> **Problem**
Reproduce the records below in full and exactly, without their images.

> **Extracted entries**
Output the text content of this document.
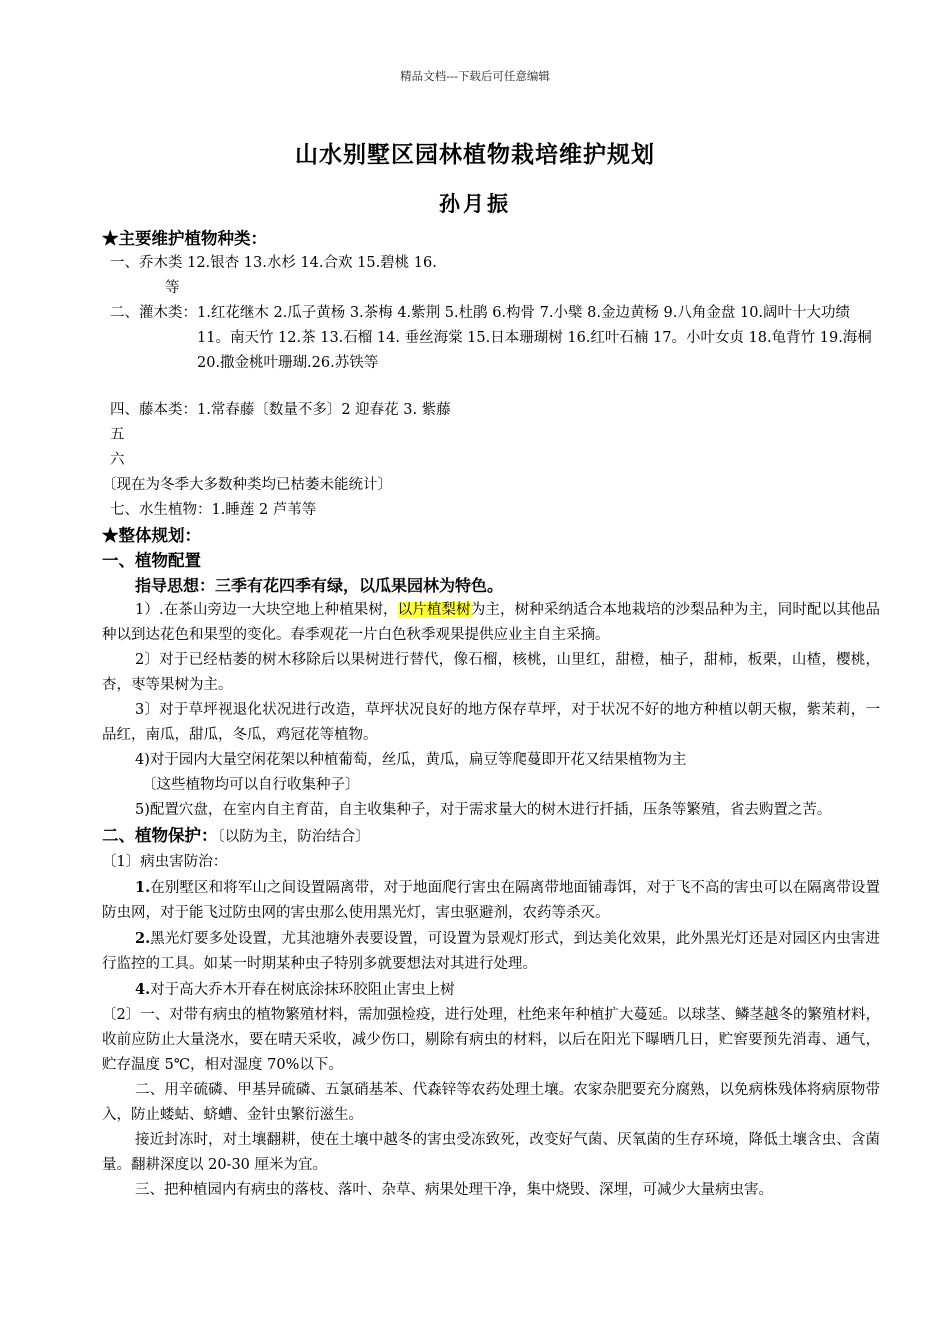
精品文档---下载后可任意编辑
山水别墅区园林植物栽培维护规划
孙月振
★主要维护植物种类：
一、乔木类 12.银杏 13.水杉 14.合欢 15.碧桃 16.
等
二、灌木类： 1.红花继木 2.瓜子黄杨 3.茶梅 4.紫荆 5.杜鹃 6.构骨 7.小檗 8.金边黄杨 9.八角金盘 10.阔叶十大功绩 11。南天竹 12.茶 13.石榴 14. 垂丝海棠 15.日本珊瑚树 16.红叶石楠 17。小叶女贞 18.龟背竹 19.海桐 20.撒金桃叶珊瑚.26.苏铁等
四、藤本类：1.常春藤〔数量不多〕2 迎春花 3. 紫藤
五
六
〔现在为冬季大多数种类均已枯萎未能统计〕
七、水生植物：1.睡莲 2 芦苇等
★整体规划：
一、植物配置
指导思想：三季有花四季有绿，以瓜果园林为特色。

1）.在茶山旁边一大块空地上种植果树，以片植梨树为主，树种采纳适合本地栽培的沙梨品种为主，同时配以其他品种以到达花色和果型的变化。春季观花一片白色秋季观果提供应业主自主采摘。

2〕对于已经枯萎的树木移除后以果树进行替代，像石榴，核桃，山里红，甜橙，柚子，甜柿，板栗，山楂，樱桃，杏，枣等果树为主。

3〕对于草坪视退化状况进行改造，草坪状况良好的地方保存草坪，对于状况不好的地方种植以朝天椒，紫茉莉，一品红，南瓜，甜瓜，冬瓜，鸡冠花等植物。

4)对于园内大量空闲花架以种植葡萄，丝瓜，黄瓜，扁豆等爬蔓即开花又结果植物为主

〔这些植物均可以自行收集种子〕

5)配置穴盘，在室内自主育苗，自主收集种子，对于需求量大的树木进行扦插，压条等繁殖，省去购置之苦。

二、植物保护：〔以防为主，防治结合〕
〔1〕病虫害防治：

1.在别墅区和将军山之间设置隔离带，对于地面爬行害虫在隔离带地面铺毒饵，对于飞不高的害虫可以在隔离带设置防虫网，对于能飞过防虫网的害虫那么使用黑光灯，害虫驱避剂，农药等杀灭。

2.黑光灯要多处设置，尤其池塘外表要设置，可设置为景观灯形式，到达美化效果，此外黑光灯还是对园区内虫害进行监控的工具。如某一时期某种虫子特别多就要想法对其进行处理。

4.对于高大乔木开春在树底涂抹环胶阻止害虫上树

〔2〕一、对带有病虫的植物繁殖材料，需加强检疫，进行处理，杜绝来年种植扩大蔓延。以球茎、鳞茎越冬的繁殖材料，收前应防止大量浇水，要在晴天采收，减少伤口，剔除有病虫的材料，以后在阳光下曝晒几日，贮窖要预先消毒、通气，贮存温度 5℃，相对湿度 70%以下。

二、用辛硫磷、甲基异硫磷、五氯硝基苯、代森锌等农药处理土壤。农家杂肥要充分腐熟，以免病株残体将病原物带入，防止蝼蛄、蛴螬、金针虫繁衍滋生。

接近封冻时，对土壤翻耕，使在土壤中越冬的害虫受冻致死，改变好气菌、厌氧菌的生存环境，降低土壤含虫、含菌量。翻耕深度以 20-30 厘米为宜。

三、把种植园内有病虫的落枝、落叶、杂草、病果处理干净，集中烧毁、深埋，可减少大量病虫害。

> **The reply**
Output the text content of this document.
精品文档---下载后可任意编辑
山水别墅区园林植物栽培维护规划
孙月振
★主要维护植物种类：
一、乔木类 12.银杏 13.水杉 14.合欢 15.碧桃 16.
等
二、灌木类： 1.红花继木 2.瓜子黄杨 3.茶梅 4.紫荆 5.杜鹃 6.构骨 7.小檗 8.金边黄杨 9.八角金盘 10.阔叶十大功绩 11。南天竹 12.茶 13.石榴 14. 垂丝海棠 15.日本珊瑚树 16.红叶石楠 17。小叶女贞 18.龟背竹 19.海桐 20.撒金桃叶珊瑚.26.苏铁等
四、藤本类：1.常春藤〔数量不多〕2 迎春花 3. 紫藤
五
六
〔现在为冬季大多数种类均已枯萎未能统计〕
七、水生植物：1.睡莲 2 芦苇等
★整体规划：
一、植物配置
指导思想：三季有花四季有绿，以瓜果园林为特色。

1）.在茶山旁边一大块空地上种植果树，以片植梨树为主，树种采纳适合本地栽培的沙梨品种为主，同时配以其他品种以到达花色和果型的变化。春季观花一片白色秋季观果提供应业主自主采摘。

2〕对于已经枯萎的树木移除后以果树进行替代，像石榴，核桃，山里红，甜橙，柚子，甜柿，板栗，山楂，樱桃，杏，枣等果树为主。

3〕对于草坪视退化状况进行改造，草坪状况良好的地方保存草坪，对于状况不好的地方种植以朝天椒，紫茉莉，一品红，南瓜，甜瓜，冬瓜，鸡冠花等植物。

4)对于园内大量空闲花架以种植葡萄，丝瓜，黄瓜，扁豆等爬蔓即开花又结果植物为主

〔这些植物均可以自行收集种子〕

5)配置穴盘，在室内自主育苗，自主收集种子，对于需求量大的树木进行扦插，压条等繁殖，省去购置之苦。

二、植物保护：〔以防为主，防治结合〕
〔1〕病虫害防治：

1.在别墅区和将军山之间设置隔离带，对于地面爬行害虫在隔离带地面铺毒饵，对于飞不高的害虫可以在隔离带设置防虫网，对于能飞过防虫网的害虫那么使用黑光灯，害虫驱避剂，农药等杀灭。

2.黑光灯要多处设置，尤其池塘外表要设置，可设置为景观灯形式，到达美化效果，此外黑光灯还是对园区内虫害进行监控的工具。如某一时期某种虫子特别多就要想法对其进行处理。

4.对于高大乔木开春在树底涂抹环胶阻止害虫上树

〔2〕一、对带有病虫的植物繁殖材料，需加强检疫，进行处理，杜绝来年种植扩大蔓延。以球茎、鳞茎越冬的繁殖材料，收前应防止大量浇水，要在晴天采收，减少伤口，剔除有病虫的材料，以后在阳光下曝晒几日，贮窖要预先消毒、通气，贮存温度 5℃，相对湿度 70%以下。

二、用辛硫磷、甲基异硫磷、五氯硝基苯、代森锌等农药处理土壤。农家杂肥要充分腐熟，以免病株残体将病原物带入，防止蝼蛄、蛴螬、金针虫繁衍滋生。

接近封冻时，对土壤翻耕，使在土壤中越冬的害虫受冻致死，改变好气菌、厌氧菌的生存环境，降低土壤含虫、含菌量。翻耕深度以 20-30 厘米为宜。

三、把种植园内有病虫的落枝、落叶、杂草、病果处理干净，集中烧毁、深埋，可减少大量病虫害。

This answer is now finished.